=== Exercise goal ===
Transcribe the whole listing below without changing a word, but leave out every image.

____

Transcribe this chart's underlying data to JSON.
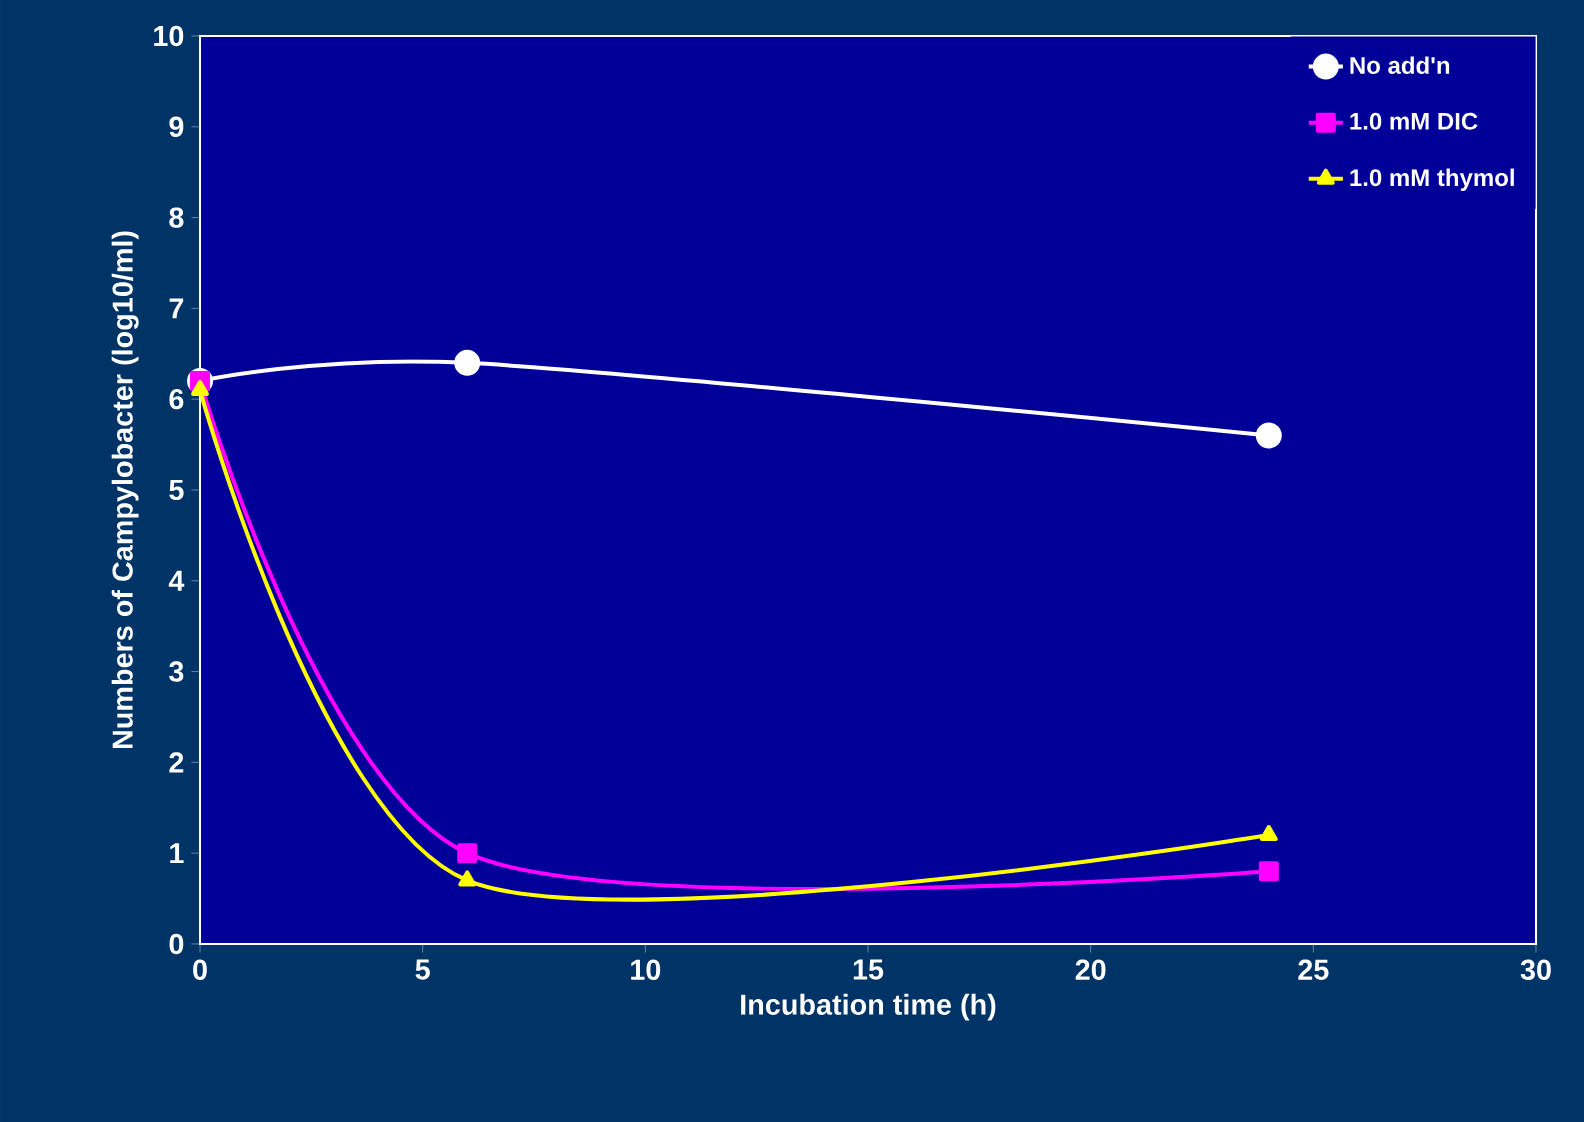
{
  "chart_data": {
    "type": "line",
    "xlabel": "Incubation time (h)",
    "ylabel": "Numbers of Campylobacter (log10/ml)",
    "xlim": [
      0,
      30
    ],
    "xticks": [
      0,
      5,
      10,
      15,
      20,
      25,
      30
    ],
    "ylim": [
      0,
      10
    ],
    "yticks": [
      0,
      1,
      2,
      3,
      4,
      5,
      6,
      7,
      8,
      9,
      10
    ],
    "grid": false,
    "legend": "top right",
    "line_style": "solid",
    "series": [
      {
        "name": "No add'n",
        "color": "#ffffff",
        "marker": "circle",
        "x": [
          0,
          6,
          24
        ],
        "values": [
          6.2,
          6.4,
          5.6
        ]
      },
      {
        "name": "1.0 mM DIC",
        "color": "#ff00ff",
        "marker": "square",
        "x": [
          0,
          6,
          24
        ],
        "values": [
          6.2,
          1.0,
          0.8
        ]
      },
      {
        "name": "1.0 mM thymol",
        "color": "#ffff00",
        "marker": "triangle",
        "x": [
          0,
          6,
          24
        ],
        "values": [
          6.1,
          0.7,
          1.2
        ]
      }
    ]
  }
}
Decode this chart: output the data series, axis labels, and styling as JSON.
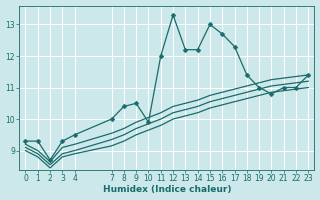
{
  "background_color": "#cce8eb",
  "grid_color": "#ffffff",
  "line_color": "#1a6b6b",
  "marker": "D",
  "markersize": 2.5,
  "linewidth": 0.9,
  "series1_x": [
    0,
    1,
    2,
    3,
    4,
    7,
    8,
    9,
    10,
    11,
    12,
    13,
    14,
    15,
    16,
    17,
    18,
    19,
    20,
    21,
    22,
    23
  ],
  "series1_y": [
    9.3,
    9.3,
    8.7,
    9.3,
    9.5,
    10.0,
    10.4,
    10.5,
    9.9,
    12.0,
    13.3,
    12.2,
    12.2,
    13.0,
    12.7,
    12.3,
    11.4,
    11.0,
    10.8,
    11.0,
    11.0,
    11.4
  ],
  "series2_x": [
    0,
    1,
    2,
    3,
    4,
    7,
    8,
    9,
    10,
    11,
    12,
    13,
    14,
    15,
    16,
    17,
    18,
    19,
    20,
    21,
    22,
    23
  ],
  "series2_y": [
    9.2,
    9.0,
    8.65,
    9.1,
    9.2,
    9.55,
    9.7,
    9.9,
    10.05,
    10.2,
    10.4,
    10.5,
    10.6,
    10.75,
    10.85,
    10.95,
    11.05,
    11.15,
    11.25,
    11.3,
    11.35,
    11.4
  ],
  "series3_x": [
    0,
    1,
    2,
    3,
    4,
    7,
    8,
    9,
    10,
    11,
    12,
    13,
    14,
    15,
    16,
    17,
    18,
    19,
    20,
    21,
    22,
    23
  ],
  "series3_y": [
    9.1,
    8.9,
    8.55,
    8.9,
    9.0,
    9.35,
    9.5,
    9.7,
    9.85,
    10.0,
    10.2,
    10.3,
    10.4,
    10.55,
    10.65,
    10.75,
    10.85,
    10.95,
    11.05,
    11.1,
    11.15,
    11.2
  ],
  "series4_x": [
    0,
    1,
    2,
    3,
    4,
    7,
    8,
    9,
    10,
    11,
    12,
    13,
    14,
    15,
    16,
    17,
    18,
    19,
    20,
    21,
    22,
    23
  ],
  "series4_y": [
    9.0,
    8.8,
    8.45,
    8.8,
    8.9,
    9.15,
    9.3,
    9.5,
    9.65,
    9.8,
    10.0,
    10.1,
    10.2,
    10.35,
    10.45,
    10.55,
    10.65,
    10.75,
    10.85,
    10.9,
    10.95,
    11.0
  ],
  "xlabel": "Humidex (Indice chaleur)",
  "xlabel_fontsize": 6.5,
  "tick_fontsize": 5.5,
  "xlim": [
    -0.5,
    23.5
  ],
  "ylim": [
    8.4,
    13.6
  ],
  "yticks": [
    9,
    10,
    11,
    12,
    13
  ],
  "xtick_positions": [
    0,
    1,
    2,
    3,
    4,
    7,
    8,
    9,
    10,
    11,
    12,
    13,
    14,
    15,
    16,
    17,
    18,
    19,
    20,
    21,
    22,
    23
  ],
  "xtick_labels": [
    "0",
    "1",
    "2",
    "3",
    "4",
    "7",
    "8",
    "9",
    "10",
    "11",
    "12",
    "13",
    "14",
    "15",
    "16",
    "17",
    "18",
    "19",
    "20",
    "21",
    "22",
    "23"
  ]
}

____

=== Task output ===
Transcribe this chart's underlying data to JSON.
{
  "chart_data": {
    "type": "line",
    "xlabel": "Incubation time (h)",
    "ylabel": "Numbers of Campylobacter (log10/ml)",
    "xlim": [
      0,
      30
    ],
    "xticks": [
      0,
      5,
      10,
      15,
      20,
      25,
      30
    ],
    "ylim": [
      0,
      10
    ],
    "yticks": [
      0,
      1,
      2,
      3,
      4,
      5,
      6,
      7,
      8,
      9,
      10
    ],
    "grid": false,
    "legend": "top right",
    "line_style": "solid",
    "series": [
      {
        "name": "No add'n",
        "color": "#ffffff",
        "marker": "circle",
        "x": [
          0,
          6,
          24
        ],
        "values": [
          6.2,
          6.4,
          5.6
        ]
      },
      {
        "name": "1.0 mM DIC",
        "color": "#ff00ff",
        "marker": "square",
        "x": [
          0,
          6,
          24
        ],
        "values": [
          6.2,
          1.0,
          0.8
        ]
      },
      {
        "name": "1.0 mM thymol",
        "color": "#ffff00",
        "marker": "triangle",
        "x": [
          0,
          6,
          24
        ],
        "values": [
          6.1,
          0.7,
          1.2
        ]
      }
    ]
  }
}
Decode this chart: output the data series, axis labels, and styling as JSON.
{
  "background_color": "#cce8eb",
  "grid_color": "#ffffff",
  "line_color": "#1a6b6b",
  "marker": "D",
  "markersize": 2.5,
  "linewidth": 0.9,
  "series1_x": [
    0,
    1,
    2,
    3,
    4,
    7,
    8,
    9,
    10,
    11,
    12,
    13,
    14,
    15,
    16,
    17,
    18,
    19,
    20,
    21,
    22,
    23
  ],
  "series1_y": [
    9.3,
    9.3,
    8.7,
    9.3,
    9.5,
    10.0,
    10.4,
    10.5,
    9.9,
    12.0,
    13.3,
    12.2,
    12.2,
    13.0,
    12.7,
    12.3,
    11.4,
    11.0,
    10.8,
    11.0,
    11.0,
    11.4
  ],
  "series2_x": [
    0,
    1,
    2,
    3,
    4,
    7,
    8,
    9,
    10,
    11,
    12,
    13,
    14,
    15,
    16,
    17,
    18,
    19,
    20,
    21,
    22,
    23
  ],
  "series2_y": [
    9.2,
    9.0,
    8.65,
    9.1,
    9.2,
    9.55,
    9.7,
    9.9,
    10.05,
    10.2,
    10.4,
    10.5,
    10.6,
    10.75,
    10.85,
    10.95,
    11.05,
    11.15,
    11.25,
    11.3,
    11.35,
    11.4
  ],
  "series3_x": [
    0,
    1,
    2,
    3,
    4,
    7,
    8,
    9,
    10,
    11,
    12,
    13,
    14,
    15,
    16,
    17,
    18,
    19,
    20,
    21,
    22,
    23
  ],
  "series3_y": [
    9.1,
    8.9,
    8.55,
    8.9,
    9.0,
    9.35,
    9.5,
    9.7,
    9.85,
    10.0,
    10.2,
    10.3,
    10.4,
    10.55,
    10.65,
    10.75,
    10.85,
    10.95,
    11.05,
    11.1,
    11.15,
    11.2
  ],
  "series4_x": [
    0,
    1,
    2,
    3,
    4,
    7,
    8,
    9,
    10,
    11,
    12,
    13,
    14,
    15,
    16,
    17,
    18,
    19,
    20,
    21,
    22,
    23
  ],
  "series4_y": [
    9.0,
    8.8,
    8.45,
    8.8,
    8.9,
    9.15,
    9.3,
    9.5,
    9.65,
    9.8,
    10.0,
    10.1,
    10.2,
    10.35,
    10.45,
    10.55,
    10.65,
    10.75,
    10.85,
    10.9,
    10.95,
    11.0
  ],
  "xlabel": "Humidex (Indice chaleur)",
  "xlabel_fontsize": 6.5,
  "tick_fontsize": 5.5,
  "xlim": [
    -0.5,
    23.5
  ],
  "ylim": [
    8.4,
    13.6
  ],
  "yticks": [
    9,
    10,
    11,
    12,
    13
  ],
  "xtick_positions": [
    0,
    1,
    2,
    3,
    4,
    7,
    8,
    9,
    10,
    11,
    12,
    13,
    14,
    15,
    16,
    17,
    18,
    19,
    20,
    21,
    22,
    23
  ],
  "xtick_labels": [
    "0",
    "1",
    "2",
    "3",
    "4",
    "7",
    "8",
    "9",
    "10",
    "11",
    "12",
    "13",
    "14",
    "15",
    "16",
    "17",
    "18",
    "19",
    "20",
    "21",
    "22",
    "23"
  ]
}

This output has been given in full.